Your objective – How many lines of the data include the string "percentage"? State the number and nothing else.

Supplied records –

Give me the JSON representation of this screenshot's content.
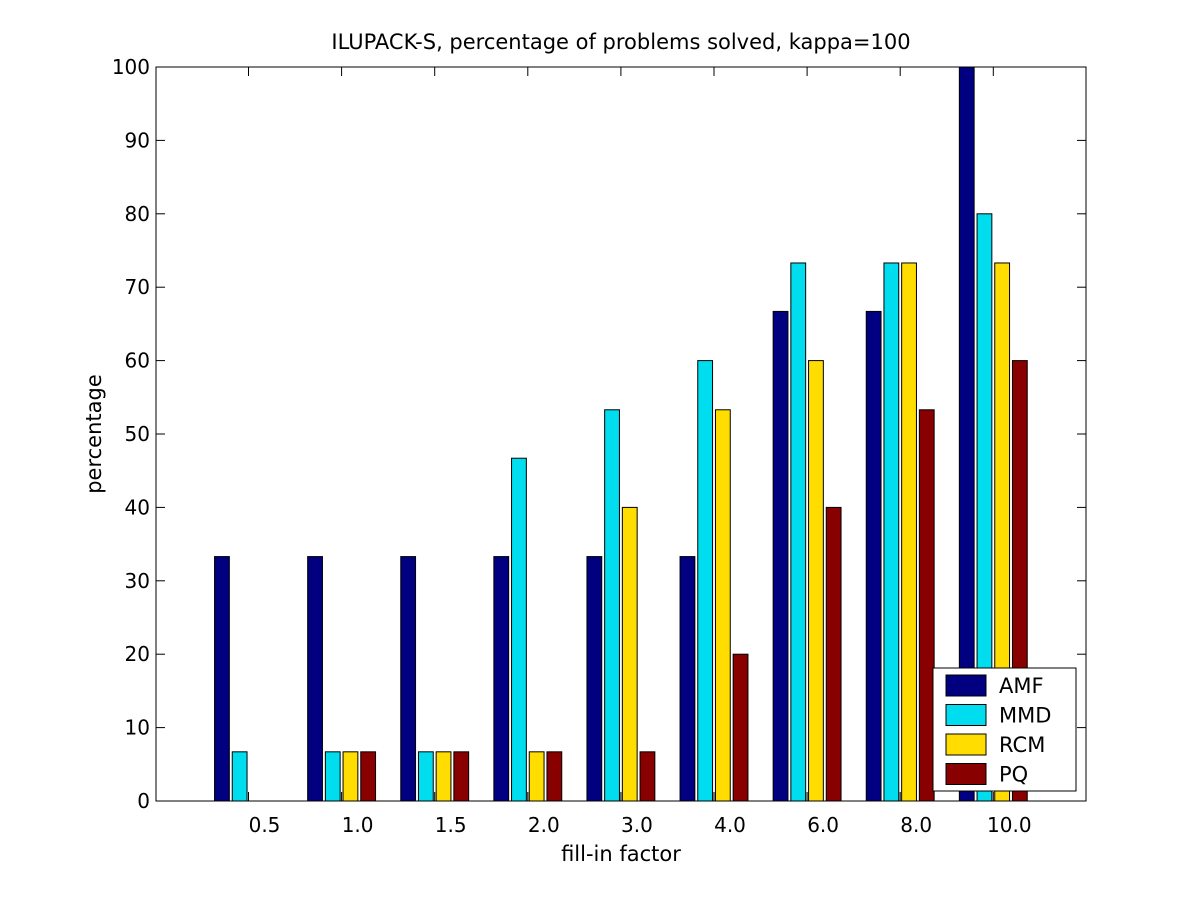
{
  "chart_data": {
    "type": "bar",
    "title": "ILUPACK-S, percentage of problems solved, kappa=100",
    "xlabel": "fill-in factor",
    "ylabel": "percentage",
    "categories": [
      "0.5",
      "1.0",
      "1.5",
      "2.0",
      "3.0",
      "4.0",
      "6.0",
      "8.0",
      "10.0"
    ],
    "ylim": [
      0,
      100
    ],
    "yticks": [
      0,
      10,
      20,
      30,
      40,
      50,
      60,
      70,
      80,
      90,
      100
    ],
    "grid": false,
    "legend_position": "bottom-right",
    "series": [
      {
        "name": "AMF",
        "color": "#000080",
        "values": [
          33.3,
          33.3,
          33.3,
          33.3,
          33.3,
          33.3,
          66.7,
          66.7,
          100
        ]
      },
      {
        "name": "MMD",
        "color": "#00DDEE",
        "values": [
          6.7,
          6.7,
          6.7,
          46.7,
          53.3,
          60.0,
          73.3,
          73.3,
          80.0
        ]
      },
      {
        "name": "RCM",
        "color": "#FFDD00",
        "values": [
          0,
          6.7,
          6.7,
          6.7,
          40.0,
          53.3,
          60.0,
          73.3,
          73.3
        ]
      },
      {
        "name": "PQ",
        "color": "#880000",
        "values": [
          0,
          6.7,
          6.7,
          6.7,
          6.7,
          20.0,
          40.0,
          53.3,
          60.0
        ]
      }
    ]
  }
}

Reply – 2